• **INSTRUCTION**
Please copy all the lines that follow, word for word.
==== RECORDS ====
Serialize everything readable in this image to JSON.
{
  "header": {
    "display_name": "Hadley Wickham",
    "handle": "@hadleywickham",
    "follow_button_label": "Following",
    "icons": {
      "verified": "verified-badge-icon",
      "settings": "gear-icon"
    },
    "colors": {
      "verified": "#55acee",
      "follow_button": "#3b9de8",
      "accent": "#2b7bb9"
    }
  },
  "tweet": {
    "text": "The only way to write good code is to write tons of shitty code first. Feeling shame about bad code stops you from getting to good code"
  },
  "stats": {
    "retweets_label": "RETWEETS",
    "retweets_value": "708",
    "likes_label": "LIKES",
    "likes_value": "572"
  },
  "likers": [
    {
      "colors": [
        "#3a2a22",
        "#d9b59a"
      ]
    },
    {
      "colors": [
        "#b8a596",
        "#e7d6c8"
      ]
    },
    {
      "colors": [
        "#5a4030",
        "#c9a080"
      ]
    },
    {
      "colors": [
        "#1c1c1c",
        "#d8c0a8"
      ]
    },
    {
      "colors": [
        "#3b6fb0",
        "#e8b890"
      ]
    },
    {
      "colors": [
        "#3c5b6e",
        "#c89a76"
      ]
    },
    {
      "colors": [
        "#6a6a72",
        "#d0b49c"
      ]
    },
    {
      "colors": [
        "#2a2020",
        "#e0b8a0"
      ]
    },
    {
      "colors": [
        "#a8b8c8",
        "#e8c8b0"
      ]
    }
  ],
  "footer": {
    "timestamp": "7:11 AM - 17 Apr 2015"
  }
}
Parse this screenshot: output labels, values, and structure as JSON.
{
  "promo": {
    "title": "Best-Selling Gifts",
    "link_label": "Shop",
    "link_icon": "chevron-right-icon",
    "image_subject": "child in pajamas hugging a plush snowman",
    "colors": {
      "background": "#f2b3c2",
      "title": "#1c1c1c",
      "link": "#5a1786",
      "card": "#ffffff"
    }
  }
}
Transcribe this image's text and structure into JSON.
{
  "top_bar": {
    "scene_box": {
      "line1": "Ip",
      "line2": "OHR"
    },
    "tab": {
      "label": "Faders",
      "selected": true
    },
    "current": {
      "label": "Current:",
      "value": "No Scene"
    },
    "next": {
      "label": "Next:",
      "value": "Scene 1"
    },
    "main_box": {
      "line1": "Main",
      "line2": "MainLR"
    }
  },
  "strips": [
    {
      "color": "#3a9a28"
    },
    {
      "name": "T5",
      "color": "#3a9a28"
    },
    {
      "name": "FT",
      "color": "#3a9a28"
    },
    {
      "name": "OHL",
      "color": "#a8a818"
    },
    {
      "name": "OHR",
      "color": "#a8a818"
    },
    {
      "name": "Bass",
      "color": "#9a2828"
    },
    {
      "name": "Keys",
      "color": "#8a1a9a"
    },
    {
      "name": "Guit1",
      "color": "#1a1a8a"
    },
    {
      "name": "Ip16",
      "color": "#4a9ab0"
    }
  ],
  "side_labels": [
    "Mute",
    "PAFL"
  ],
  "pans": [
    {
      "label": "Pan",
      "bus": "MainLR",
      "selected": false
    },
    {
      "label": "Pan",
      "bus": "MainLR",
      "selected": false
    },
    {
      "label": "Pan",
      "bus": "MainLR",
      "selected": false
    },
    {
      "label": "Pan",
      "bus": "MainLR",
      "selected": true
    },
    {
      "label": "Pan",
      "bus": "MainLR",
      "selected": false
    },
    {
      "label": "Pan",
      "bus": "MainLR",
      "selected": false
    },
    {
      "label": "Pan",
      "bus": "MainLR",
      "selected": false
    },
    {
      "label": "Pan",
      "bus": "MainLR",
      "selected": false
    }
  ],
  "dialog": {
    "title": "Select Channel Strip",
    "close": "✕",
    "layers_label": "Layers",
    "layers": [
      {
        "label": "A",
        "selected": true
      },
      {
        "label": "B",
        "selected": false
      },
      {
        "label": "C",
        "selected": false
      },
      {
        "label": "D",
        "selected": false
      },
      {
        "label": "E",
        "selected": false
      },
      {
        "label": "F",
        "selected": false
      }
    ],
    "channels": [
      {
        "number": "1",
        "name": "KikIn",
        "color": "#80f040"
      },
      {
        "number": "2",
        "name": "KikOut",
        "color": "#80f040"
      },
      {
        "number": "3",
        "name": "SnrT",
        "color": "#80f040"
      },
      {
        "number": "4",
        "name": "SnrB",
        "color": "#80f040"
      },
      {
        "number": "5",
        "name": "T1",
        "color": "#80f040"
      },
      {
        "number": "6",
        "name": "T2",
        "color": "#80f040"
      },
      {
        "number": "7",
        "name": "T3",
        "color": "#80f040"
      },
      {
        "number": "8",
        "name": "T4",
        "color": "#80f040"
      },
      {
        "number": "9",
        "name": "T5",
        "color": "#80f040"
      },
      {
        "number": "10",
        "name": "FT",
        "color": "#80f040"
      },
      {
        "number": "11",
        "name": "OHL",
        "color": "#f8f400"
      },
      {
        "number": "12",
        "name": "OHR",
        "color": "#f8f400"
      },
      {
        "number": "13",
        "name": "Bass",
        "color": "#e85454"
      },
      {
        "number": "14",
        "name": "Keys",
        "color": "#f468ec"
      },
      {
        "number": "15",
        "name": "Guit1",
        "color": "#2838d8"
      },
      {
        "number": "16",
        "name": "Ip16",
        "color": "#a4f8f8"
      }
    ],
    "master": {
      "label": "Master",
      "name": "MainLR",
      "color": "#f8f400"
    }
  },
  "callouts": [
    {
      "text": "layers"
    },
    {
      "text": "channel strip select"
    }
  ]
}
====
• **FULL OUTPUT**
Serialize everything readable in this image to JSON.
{
  "header": {
    "display_name": "Hadley Wickham",
    "handle": "@hadleywickham",
    "follow_button_label": "Following",
    "icons": {
      "verified": "verified-badge-icon",
      "settings": "gear-icon"
    },
    "colors": {
      "verified": "#55acee",
      "follow_button": "#3b9de8",
      "accent": "#2b7bb9"
    }
  },
  "tweet": {
    "text": "The only way to write good code is to write tons of shitty code first. Feeling shame about bad code stops you from getting to good code"
  },
  "stats": {
    "retweets_label": "RETWEETS",
    "retweets_value": "708",
    "likes_label": "LIKES",
    "likes_value": "572"
  },
  "likers": [
    {
      "colors": [
        "#3a2a22",
        "#d9b59a"
      ]
    },
    {
      "colors": [
        "#b8a596",
        "#e7d6c8"
      ]
    },
    {
      "colors": [
        "#5a4030",
        "#c9a080"
      ]
    },
    {
      "colors": [
        "#1c1c1c",
        "#d8c0a8"
      ]
    },
    {
      "colors": [
        "#3b6fb0",
        "#e8b890"
      ]
    },
    {
      "colors": [
        "#3c5b6e",
        "#c89a76"
      ]
    },
    {
      "colors": [
        "#6a6a72",
        "#d0b49c"
      ]
    },
    {
      "colors": [
        "#2a2020",
        "#e0b8a0"
      ]
    },
    {
      "colors": [
        "#a8b8c8",
        "#e8c8b0"
      ]
    }
  ],
  "footer": {
    "timestamp": "7:11 AM - 17 Apr 2015"
  }
}
Parse this screenshot: output labels, values, and structure as JSON.
{
  "promo": {
    "title": "Best-Selling Gifts",
    "link_label": "Shop",
    "link_icon": "chevron-right-icon",
    "image_subject": "child in pajamas hugging a plush snowman",
    "colors": {
      "background": "#f2b3c2",
      "title": "#1c1c1c",
      "link": "#5a1786",
      "card": "#ffffff"
    }
  }
}
Transcribe this image's text and structure into JSON.
{
  "top_bar": {
    "scene_box": {
      "line1": "Ip",
      "line2": "OHR"
    },
    "tab": {
      "label": "Faders",
      "selected": true
    },
    "current": {
      "label": "Current:",
      "value": "No Scene"
    },
    "next": {
      "label": "Next:",
      "value": "Scene 1"
    },
    "main_box": {
      "line1": "Main",
      "line2": "MainLR"
    }
  },
  "strips": [
    {
      "color": "#3a9a28"
    },
    {
      "name": "T5",
      "color": "#3a9a28"
    },
    {
      "name": "FT",
      "color": "#3a9a28"
    },
    {
      "name": "OHL",
      "color": "#a8a818"
    },
    {
      "name": "OHR",
      "color": "#a8a818"
    },
    {
      "name": "Bass",
      "color": "#9a2828"
    },
    {
      "name": "Keys",
      "color": "#8a1a9a"
    },
    {
      "name": "Guit1",
      "color": "#1a1a8a"
    },
    {
      "name": "Ip16",
      "color": "#4a9ab0"
    }
  ],
  "side_labels": [
    "Mute",
    "PAFL"
  ],
  "pans": [
    {
      "label": "Pan",
      "bus": "MainLR",
      "selected": false
    },
    {
      "label": "Pan",
      "bus": "MainLR",
      "selected": false
    },
    {
      "label": "Pan",
      "bus": "MainLR",
      "selected": false
    },
    {
      "label": "Pan",
      "bus": "MainLR",
      "selected": true
    },
    {
      "label": "Pan",
      "bus": "MainLR",
      "selected": false
    },
    {
      "label": "Pan",
      "bus": "MainLR",
      "selected": false
    },
    {
      "label": "Pan",
      "bus": "MainLR",
      "selected": false
    },
    {
      "label": "Pan",
      "bus": "MainLR",
      "selected": false
    }
  ],
  "dialog": {
    "title": "Select Channel Strip",
    "close": "✕",
    "layers_label": "Layers",
    "layers": [
      {
        "label": "A",
        "selected": true
      },
      {
        "label": "B",
        "selected": false
      },
      {
        "label": "C",
        "selected": false
      },
      {
        "label": "D",
        "selected": false
      },
      {
        "label": "E",
        "selected": false
      },
      {
        "label": "F",
        "selected": false
      }
    ],
    "channels": [
      {
        "number": "1",
        "name": "KikIn",
        "color": "#80f040"
      },
      {
        "number": "2",
        "name": "KikOut",
        "color": "#80f040"
      },
      {
        "number": "3",
        "name": "SnrT",
        "color": "#80f040"
      },
      {
        "number": "4",
        "name": "SnrB",
        "color": "#80f040"
      },
      {
        "number": "5",
        "name": "T1",
        "color": "#80f040"
      },
      {
        "number": "6",
        "name": "T2",
        "color": "#80f040"
      },
      {
        "number": "7",
        "name": "T3",
        "color": "#80f040"
      },
      {
        "number": "8",
        "name": "T4",
        "color": "#80f040"
      },
      {
        "number": "9",
        "name": "T5",
        "color": "#80f040"
      },
      {
        "number": "10",
        "name": "FT",
        "color": "#80f040"
      },
      {
        "number": "11",
        "name": "OHL",
        "color": "#f8f400"
      },
      {
        "number": "12",
        "name": "OHR",
        "color": "#f8f400"
      },
      {
        "number": "13",
        "name": "Bass",
        "color": "#e85454"
      },
      {
        "number": "14",
        "name": "Keys",
        "color": "#f468ec"
      },
      {
        "number": "15",
        "name": "Guit1",
        "color": "#2838d8"
      },
      {
        "number": "16",
        "name": "Ip16",
        "color": "#a4f8f8"
      }
    ],
    "master": {
      "label": "Master",
      "name": "MainLR",
      "color": "#f8f400"
    }
  },
  "callouts": [
    {
      "text": "layers"
    },
    {
      "text": "channel strip select"
    }
  ]
}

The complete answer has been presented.